• **OBJECTIVE**:
From the listing below, pick out each line with the word "Size".

• **DATA TO USE**:
────
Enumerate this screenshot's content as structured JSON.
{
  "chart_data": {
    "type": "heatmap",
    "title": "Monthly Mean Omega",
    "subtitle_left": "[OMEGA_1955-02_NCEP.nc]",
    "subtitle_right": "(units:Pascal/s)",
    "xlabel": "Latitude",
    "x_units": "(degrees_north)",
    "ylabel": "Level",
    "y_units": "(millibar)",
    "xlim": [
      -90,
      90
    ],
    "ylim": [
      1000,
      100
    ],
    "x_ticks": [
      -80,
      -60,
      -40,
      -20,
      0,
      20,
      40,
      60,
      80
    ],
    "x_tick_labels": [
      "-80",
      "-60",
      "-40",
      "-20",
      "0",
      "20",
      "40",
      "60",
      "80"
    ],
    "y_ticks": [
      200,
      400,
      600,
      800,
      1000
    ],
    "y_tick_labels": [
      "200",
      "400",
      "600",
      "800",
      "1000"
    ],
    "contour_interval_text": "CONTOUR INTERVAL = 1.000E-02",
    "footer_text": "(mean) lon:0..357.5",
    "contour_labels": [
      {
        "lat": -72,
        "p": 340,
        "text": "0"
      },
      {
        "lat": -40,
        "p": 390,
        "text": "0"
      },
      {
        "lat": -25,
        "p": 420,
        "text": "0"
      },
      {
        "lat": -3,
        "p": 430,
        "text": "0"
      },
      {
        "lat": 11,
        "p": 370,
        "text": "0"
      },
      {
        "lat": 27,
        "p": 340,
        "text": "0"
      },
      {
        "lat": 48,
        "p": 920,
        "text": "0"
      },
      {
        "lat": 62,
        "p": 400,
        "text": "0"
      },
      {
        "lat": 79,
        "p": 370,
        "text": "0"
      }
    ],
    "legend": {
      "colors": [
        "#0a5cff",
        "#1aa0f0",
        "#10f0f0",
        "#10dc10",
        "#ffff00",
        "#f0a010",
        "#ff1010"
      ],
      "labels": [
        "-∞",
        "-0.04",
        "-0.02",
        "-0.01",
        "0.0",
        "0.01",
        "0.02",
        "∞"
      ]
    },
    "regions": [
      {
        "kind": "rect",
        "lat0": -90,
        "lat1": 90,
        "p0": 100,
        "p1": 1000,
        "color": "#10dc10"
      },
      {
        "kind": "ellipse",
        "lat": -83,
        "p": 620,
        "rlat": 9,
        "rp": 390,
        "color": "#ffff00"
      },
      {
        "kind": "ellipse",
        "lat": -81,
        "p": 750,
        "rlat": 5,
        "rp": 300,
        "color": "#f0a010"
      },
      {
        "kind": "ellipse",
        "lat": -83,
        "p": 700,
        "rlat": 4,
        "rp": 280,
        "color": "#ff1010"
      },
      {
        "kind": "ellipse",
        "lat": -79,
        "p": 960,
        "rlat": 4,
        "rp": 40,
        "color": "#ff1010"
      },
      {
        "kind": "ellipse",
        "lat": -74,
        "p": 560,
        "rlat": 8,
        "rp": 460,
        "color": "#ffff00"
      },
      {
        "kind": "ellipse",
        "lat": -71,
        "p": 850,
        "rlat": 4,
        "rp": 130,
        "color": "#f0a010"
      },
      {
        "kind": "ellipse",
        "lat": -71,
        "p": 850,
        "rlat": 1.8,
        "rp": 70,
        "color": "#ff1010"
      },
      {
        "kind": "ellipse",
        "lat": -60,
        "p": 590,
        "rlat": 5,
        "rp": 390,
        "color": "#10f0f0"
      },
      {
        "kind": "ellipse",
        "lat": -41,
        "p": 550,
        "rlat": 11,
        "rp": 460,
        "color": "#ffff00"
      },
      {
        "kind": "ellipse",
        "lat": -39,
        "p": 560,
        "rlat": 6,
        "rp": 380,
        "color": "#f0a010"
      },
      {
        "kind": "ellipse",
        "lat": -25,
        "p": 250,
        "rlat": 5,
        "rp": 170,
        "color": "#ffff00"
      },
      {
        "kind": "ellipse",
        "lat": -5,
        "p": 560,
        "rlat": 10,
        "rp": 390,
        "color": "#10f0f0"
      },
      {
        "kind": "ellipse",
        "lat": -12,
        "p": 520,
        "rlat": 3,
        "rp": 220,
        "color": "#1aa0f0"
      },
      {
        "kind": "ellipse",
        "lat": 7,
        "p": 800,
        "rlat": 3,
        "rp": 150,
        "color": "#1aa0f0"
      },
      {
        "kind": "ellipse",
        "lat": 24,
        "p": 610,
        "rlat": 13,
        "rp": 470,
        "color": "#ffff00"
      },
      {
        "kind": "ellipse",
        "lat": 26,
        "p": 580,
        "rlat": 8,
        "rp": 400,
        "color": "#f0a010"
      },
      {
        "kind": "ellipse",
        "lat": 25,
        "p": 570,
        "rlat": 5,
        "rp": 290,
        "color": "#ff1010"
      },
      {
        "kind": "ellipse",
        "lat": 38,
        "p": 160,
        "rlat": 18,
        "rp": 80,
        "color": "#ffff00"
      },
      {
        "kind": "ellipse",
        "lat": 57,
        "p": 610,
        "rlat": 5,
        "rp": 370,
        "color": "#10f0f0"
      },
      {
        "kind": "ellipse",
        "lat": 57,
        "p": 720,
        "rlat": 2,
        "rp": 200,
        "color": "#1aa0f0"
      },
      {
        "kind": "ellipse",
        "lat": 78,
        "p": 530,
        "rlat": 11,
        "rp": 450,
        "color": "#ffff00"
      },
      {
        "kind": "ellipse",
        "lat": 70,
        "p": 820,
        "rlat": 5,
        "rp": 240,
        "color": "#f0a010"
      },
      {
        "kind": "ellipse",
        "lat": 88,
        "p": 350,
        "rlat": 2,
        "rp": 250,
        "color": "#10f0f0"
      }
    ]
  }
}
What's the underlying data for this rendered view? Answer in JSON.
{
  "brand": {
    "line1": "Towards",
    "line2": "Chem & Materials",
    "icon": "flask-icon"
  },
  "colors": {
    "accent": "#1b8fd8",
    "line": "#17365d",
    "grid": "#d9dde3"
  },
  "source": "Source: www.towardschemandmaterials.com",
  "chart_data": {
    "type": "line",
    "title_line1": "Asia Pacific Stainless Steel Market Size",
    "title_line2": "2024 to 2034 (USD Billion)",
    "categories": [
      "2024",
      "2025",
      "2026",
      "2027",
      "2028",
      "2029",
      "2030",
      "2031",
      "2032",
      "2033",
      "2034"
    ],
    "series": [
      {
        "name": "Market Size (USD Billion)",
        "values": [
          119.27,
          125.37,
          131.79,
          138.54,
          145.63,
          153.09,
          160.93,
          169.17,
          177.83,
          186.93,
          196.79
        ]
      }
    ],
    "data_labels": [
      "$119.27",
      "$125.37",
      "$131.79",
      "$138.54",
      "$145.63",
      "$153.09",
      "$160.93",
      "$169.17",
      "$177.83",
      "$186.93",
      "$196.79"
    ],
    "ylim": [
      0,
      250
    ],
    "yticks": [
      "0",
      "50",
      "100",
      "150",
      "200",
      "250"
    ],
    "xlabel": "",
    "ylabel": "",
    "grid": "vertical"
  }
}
────
• **RESPONSE**:
    "title_line1": "Asia Pacific Stainless Steel Market Size",
        "name": "Market Size (USD Billion)",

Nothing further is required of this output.